◆ **Exercise text**:
--- START ---

Because these types of systems use a set number of spectral bands, they have a limited capacity to learn from what they see over time. And, like camera-based systems, multispectral systems aren’t able to assess quality measures.
From Multispectral to Hyperspectral
As the name suggests, hyperspectral systems collect information across the electromagnetic spectrum. They measure continuous bands through both the visible and invisible spectra, which means they see hundreds or thousands of essentially continuous light bands. This means that hyperspectral systems gather very robust data about the materials being inspected, down to a chemical level.
Hyperspectral imaging systems produce incredibly rich data on every piece of product they inspect. In a food processing plant, that means you can not only find, but identify, foreign materials based on their chemical signature, reducing your time to resolve issues by pointing the way to the likely source of the contaminant.
Hyperspectral imaging systems can go beyond just finding foreign materials. Unlike multispectral or camera-based systems, hyperspectral systems can assess quality measures such as steak tenderness or fat/lean ratios in sausages and can find myopathies like woody breast or spaghetti breast in poultry.
Hyperspectral systems are also exceptional in another way: These systems can use artificial intelligence (AI) to learn from the chemical data they collect over time. This makes these systems highly effective at identifying new or unexpected contaminants. It also means these systems can grow and change over time as the needs of a processing plant change, without the need for new capital equipment.
Recent advances in computing and computer processing have made it possible for these hyperspectral systems to operate on the line in real time.

--- END ---

◆ **Data records**:

--- START ---

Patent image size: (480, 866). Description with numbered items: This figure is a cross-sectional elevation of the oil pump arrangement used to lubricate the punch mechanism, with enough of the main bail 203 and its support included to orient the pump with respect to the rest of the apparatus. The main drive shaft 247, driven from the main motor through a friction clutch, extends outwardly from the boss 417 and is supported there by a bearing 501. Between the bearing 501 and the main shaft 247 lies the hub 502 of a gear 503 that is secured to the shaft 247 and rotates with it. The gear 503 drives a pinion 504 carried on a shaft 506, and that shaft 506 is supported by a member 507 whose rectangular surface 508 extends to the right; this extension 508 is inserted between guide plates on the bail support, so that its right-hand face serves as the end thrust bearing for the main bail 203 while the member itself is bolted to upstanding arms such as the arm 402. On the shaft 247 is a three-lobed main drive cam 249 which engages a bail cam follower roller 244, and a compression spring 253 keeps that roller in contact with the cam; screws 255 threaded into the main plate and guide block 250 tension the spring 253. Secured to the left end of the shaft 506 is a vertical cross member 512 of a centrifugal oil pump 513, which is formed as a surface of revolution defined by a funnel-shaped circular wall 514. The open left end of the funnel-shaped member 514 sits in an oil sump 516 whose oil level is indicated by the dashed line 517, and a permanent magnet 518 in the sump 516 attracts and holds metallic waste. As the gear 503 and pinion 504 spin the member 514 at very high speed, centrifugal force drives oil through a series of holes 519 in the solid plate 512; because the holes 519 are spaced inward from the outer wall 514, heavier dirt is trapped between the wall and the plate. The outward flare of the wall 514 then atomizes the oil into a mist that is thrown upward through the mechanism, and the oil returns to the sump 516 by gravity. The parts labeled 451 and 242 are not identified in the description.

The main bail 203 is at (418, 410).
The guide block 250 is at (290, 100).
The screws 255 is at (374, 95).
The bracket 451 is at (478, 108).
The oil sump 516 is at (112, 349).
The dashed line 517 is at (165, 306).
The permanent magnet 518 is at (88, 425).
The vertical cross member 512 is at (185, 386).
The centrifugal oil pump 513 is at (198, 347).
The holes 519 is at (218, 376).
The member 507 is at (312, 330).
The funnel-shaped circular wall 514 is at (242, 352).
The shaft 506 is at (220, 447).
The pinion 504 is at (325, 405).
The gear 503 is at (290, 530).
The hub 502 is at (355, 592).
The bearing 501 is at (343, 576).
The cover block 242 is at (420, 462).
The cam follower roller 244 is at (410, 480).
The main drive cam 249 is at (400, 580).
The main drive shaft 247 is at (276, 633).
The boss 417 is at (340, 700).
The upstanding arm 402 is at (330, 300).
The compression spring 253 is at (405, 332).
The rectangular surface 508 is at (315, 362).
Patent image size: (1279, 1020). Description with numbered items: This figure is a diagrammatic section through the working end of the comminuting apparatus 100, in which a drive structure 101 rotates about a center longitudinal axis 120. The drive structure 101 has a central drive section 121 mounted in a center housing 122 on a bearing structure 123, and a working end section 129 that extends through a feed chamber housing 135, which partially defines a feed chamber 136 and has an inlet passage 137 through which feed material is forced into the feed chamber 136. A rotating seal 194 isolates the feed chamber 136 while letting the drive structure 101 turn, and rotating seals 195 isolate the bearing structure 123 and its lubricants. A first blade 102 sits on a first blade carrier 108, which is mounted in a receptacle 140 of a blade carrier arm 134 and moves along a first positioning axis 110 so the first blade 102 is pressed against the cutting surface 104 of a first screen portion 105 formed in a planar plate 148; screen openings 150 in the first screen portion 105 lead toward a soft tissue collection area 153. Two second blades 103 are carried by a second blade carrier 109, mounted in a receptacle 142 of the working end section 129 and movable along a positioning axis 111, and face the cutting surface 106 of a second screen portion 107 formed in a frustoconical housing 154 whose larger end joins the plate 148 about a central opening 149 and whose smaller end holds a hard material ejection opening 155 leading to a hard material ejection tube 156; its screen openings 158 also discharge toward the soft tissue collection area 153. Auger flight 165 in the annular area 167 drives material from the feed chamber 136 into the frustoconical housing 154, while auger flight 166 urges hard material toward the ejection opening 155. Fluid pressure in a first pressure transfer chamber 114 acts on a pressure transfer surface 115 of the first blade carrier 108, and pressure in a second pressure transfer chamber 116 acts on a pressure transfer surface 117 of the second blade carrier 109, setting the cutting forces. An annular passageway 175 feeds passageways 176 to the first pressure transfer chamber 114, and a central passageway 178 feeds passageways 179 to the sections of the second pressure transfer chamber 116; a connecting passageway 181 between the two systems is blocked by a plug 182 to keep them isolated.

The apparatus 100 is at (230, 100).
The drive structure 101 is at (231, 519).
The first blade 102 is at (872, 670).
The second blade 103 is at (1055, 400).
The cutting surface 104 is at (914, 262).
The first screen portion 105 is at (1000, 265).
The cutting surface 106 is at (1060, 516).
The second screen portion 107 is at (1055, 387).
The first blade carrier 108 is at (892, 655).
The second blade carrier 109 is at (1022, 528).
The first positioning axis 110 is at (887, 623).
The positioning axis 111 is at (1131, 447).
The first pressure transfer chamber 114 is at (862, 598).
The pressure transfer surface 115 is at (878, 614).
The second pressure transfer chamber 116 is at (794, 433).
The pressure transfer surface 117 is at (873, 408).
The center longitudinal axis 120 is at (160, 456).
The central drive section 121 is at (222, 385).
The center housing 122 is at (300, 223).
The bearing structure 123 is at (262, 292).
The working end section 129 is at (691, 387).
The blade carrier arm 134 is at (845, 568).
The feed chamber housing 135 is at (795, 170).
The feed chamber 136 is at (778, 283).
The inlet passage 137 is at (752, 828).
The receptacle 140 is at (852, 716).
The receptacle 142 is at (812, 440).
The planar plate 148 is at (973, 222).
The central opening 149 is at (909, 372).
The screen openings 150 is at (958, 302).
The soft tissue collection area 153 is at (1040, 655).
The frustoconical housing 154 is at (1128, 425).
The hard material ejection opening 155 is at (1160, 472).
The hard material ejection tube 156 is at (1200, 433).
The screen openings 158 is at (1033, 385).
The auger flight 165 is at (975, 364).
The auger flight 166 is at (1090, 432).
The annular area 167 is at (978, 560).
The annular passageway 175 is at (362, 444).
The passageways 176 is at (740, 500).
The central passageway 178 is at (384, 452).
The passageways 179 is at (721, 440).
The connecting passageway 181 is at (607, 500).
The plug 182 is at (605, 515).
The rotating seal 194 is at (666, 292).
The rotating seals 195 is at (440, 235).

--- END ---

◆ **Assigned task A**:
In the text on hyperspectral imaging, what do hyperspectral systems use to learn from the chemical data they collect over time?
◆ **Assigned task B**:
Pick up the text on hyperspectral inspection systems after its final sentence and continue it.

◆ **Answer area A**:
They use artificial intelligence (AI).

◆ **Answer area B**:
How to Choose a Vision-Based System
Vision systems have tremendous advantages for food processing, but it’s important to know which system is the right one for your plant. Asking the right questions will help guide your selection process.
First, ask to see a detection curve for the system. A detection curve, a chart that shows object size plotted against probability of detection, will give you a very clear indication of how successful a system will be in detecting objects of any size. Figure 2 shows examples of detection curves for different materials identified by a hyperspectral imaging system.
A detection curve provides much more useful insight than simply asking about the smallest size of object a system can detect. A system that claims to find microscopic objects, for example, might only find them in very rare instances.
Second, ask about false positive rates. Using the same example, a system might claim to find a very high number of tiny objects. But what if many of these detections are false positives, meaning that there is no contaminant actually present? A lot of valuable product may be unnecessarily discarded.
Finally, ask if the system is future-proof. Will it be able to expand to detect new types of contaminants over time? Might you need to evaluate quality metrics in the future? Plants are constantly evolving, and new processing techniques or types of products bring in new forms of contaminants and evolving quality issues. Will the system be able to adapt to these changes?
The food processing sector is embracing innovation at a faster pace than ever before. But, as with any evolving technology, the key is understanding the differences among available detection systems. The right approach for your business may even be a combination of different systems—a multi-hurdled approach.
Asking the right questions will guide you in your selection and help drive efficiency and safety in the plant, while reducing food waste and costs in the long term.